* begin Passage *

BY: Mark London Williams

As awards season rapidly approaches its glitzy finale at the Oscars, Mark London Williams takes a look at the recent successes of DPs including Autumn Durald Arkapaw ASC and Adolpho Veloso ABC AIP in the Kodak Film Awards, Film Independent Spirit Awards and more.

We’re at the end of award season now – all that’s left is the Oscar precipice, and in this column – arriving as it does on Academy Eve – we’ll look at some of our own recent stops along the trail: The Independent Spirit Awards, the ACE Eddies, the Society of Camera Operators, and the ASC Awards.

And in between the ACE Eddies and the latter two, there was also the Kodak Film Awards, held once again at the ASC Clubhouse, a few days ahead of the ASC’s own awards, which were, in turn, at the Beverly Hilton. 

There is a lot of criss-crossing of maps this time of year in LA.

* end Passage *

## Direction 1
According to the awards column, where were the ASC's own awards held?
## Direction 2
Retype the awards column from "BY: Mark London" up to and including "the ASC Awards.", keeping every word and mark unchanged.

* begin Stored rows *

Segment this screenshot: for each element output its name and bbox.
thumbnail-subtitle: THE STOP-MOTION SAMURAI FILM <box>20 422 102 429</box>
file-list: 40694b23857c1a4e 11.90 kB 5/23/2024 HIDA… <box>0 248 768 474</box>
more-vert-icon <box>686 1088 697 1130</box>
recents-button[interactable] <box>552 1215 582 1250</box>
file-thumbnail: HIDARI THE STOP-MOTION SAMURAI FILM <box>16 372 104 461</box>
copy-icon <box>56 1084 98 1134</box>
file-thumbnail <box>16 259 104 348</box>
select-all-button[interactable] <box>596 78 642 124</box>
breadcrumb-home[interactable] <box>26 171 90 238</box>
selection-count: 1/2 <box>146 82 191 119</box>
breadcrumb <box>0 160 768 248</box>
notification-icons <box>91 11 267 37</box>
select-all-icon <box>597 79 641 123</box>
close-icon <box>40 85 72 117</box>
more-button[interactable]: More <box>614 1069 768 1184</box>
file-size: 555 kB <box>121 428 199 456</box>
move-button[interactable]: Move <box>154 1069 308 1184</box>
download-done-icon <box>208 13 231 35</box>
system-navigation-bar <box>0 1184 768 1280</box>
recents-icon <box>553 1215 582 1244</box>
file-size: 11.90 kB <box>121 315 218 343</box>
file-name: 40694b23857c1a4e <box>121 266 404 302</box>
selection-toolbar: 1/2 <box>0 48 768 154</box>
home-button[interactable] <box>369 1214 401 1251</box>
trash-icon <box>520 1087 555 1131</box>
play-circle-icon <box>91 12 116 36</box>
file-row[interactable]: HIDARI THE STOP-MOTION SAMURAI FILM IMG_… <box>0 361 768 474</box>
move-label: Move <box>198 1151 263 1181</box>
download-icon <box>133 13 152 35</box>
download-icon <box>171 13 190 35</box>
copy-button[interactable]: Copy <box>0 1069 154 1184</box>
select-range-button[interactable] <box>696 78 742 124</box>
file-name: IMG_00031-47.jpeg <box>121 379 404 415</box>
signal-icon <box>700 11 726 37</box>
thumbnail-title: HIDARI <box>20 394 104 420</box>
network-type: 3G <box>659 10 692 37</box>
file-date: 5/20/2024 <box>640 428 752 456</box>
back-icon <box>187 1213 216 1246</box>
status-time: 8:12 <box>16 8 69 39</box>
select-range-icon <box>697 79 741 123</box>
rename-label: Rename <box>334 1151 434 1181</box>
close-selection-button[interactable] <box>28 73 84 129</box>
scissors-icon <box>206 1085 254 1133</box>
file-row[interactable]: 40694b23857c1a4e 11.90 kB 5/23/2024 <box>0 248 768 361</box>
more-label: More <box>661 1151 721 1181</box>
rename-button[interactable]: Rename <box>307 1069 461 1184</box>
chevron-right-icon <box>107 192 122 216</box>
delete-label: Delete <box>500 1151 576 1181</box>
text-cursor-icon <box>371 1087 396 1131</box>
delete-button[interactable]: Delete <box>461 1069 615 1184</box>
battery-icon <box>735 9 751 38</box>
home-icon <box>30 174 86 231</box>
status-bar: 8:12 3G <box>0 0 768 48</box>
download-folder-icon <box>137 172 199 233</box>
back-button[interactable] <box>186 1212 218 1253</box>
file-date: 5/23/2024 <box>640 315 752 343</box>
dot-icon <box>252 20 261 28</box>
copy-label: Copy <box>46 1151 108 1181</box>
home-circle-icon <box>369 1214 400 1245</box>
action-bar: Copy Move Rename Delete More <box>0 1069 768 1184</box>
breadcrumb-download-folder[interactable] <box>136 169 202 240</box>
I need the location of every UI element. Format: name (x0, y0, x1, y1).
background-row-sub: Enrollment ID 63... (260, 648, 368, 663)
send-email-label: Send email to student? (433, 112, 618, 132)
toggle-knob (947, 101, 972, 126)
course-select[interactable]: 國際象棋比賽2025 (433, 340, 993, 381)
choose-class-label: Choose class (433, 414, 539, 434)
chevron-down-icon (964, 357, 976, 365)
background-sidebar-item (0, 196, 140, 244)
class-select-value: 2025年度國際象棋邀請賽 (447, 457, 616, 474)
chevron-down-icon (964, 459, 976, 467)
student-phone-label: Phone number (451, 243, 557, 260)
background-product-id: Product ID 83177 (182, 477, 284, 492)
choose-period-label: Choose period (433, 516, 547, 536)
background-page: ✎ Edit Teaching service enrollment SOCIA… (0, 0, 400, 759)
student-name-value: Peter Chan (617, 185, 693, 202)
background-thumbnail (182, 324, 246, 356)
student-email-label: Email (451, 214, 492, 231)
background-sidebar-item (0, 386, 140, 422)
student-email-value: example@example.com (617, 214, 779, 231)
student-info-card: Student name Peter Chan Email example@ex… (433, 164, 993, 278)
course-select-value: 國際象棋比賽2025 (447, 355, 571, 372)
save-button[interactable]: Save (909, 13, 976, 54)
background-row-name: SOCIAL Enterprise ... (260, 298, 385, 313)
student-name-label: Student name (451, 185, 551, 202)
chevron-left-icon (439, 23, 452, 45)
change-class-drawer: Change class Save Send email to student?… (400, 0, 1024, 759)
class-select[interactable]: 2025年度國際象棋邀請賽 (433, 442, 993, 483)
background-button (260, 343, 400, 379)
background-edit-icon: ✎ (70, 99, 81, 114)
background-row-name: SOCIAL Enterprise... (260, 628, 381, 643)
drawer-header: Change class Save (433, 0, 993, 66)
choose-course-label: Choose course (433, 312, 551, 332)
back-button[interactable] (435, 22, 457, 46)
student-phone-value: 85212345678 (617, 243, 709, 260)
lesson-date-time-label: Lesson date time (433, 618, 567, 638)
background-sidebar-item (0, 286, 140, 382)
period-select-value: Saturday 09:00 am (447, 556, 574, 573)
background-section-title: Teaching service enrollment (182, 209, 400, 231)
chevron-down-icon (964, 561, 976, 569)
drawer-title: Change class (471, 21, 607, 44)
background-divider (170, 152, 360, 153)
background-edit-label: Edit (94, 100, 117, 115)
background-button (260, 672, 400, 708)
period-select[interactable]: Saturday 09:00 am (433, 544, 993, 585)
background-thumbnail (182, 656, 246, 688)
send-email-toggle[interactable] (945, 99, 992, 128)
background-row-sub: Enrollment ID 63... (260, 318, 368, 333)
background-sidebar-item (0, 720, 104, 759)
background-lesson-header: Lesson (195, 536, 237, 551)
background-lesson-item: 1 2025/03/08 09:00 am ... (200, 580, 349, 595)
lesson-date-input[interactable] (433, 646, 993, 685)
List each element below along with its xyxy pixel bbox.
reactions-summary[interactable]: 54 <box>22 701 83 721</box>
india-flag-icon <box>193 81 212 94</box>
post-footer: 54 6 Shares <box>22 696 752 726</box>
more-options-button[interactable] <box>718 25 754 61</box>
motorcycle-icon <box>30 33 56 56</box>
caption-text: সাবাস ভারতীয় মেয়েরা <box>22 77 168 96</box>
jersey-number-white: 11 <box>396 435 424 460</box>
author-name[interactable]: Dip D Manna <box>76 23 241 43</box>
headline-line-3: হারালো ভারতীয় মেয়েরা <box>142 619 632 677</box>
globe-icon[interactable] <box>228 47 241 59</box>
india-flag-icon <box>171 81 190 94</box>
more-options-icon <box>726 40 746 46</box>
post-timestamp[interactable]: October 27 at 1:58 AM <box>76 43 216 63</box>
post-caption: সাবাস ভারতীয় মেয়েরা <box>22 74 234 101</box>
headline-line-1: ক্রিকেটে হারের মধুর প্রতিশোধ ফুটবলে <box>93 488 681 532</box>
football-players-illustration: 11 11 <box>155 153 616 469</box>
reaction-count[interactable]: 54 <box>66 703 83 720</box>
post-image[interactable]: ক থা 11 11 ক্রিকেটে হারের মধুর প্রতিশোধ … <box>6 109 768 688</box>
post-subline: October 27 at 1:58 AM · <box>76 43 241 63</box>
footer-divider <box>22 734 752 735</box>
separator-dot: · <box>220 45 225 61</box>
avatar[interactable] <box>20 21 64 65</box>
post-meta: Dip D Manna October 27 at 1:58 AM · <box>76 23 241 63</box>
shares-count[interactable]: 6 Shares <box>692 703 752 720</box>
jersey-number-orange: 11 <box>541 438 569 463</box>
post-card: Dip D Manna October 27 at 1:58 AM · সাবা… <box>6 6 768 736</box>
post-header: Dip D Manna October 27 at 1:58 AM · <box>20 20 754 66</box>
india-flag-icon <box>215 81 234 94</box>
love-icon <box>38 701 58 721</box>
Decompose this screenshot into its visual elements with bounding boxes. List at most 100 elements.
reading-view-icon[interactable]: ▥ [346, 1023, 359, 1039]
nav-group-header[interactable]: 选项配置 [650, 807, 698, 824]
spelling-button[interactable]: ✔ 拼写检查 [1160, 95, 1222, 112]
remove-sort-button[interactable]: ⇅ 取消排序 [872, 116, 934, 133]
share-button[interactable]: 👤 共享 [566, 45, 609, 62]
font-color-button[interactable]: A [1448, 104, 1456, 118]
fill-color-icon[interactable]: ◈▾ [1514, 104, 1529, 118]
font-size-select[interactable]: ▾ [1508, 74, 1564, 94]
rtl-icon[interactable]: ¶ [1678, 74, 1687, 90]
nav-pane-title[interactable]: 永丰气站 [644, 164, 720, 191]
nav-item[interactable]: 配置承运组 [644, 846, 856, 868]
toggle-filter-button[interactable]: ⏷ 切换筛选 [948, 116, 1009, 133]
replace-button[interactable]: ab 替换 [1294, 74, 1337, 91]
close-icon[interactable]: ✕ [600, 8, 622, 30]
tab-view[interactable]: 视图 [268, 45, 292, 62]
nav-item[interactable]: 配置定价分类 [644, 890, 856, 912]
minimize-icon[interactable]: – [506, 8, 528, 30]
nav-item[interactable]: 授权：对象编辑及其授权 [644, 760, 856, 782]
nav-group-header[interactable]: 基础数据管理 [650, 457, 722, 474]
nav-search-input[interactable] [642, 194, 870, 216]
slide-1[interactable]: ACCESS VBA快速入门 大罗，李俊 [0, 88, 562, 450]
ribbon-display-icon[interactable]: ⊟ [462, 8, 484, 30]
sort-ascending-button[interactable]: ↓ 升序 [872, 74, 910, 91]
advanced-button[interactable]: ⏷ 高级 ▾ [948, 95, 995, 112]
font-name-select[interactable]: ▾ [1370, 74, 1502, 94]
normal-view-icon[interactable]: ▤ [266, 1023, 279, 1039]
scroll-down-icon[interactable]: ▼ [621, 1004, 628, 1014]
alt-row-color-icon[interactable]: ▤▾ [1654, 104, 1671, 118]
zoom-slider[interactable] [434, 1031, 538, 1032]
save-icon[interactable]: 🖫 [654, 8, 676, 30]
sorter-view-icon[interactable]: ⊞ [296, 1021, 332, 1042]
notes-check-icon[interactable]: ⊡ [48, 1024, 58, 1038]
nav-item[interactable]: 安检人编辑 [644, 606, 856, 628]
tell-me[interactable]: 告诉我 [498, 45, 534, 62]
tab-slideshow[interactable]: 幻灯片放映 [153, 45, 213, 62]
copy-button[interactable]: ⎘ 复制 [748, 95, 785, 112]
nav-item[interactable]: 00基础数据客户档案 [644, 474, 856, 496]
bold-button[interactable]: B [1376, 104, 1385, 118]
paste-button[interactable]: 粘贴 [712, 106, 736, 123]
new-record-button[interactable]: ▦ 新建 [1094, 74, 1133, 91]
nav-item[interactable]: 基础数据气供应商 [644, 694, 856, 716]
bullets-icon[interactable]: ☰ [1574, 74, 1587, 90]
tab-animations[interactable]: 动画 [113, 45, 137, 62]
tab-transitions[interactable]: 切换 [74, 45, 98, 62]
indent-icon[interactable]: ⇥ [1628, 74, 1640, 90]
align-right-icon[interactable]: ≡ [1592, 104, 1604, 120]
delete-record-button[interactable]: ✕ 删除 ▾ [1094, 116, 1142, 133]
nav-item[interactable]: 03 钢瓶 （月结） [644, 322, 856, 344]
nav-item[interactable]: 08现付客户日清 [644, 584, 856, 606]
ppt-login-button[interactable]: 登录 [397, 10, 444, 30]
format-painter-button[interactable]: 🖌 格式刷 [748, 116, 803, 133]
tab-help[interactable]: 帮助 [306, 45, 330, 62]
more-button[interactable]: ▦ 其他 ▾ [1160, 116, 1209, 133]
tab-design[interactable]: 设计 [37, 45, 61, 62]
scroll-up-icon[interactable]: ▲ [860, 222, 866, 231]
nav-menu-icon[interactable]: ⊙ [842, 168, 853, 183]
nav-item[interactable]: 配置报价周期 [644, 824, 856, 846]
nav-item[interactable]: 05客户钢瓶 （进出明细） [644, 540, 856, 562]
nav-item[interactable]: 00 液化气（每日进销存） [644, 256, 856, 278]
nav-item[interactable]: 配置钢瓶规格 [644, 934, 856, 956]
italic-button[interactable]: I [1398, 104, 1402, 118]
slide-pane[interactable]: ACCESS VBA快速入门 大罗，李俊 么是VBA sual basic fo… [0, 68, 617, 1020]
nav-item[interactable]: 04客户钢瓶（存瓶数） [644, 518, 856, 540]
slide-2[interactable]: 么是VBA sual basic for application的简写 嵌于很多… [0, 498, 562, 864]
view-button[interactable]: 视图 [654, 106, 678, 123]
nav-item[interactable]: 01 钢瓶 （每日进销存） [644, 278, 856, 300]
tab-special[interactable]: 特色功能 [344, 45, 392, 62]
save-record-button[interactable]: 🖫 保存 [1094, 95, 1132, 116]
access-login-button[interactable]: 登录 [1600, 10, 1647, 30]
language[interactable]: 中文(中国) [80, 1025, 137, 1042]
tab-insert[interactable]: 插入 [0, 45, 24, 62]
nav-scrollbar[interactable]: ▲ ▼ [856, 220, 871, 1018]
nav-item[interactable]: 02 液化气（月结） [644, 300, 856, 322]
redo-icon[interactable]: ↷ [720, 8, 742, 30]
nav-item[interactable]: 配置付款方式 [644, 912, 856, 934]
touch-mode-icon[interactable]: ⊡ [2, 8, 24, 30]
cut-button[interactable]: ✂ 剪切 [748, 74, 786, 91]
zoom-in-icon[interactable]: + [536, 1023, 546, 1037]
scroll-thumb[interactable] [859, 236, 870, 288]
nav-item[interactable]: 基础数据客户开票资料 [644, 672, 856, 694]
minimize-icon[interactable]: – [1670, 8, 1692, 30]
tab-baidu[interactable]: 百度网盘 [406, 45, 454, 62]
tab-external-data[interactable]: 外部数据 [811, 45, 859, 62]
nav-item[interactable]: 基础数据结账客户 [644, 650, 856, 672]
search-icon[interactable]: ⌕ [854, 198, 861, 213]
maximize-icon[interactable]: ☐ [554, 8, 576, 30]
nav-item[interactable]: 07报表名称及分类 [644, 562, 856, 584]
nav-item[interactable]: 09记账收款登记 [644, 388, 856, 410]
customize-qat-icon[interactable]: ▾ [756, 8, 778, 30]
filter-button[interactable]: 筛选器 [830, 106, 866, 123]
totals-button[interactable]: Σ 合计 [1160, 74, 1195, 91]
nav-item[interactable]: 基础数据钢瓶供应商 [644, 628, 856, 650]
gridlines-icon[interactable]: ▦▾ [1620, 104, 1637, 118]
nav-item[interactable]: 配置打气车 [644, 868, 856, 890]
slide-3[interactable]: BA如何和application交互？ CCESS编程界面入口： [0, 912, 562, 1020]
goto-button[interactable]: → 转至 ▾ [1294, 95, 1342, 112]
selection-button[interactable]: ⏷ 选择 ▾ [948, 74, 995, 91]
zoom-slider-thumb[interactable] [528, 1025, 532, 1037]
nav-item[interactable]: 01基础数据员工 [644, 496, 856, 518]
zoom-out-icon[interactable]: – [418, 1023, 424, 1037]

* end Stored rows *

## Result 1
The ASC's own awards were held at the Beverly Hilton.

## Result 2
BY: Mark London Williams

As awards season rapidly approaches its glitzy finale at the Oscars, Mark London Williams takes a look at the recent successes of DPs including Autumn Durald Arkapaw ASC and Adolpho Veloso ABC AIP in the Kodak Film Awards, Film Independent Spirit Awards and more.

We’re at the end of award season now – all that’s left is the Oscar precipice, and in this column – arriving as it does on Academy Eve – we’ll look at some of our own recent stops along the trail: The Independent Spirit Awards, the ACE Eddies, the Society of Camera Operators, and the ASC Awards.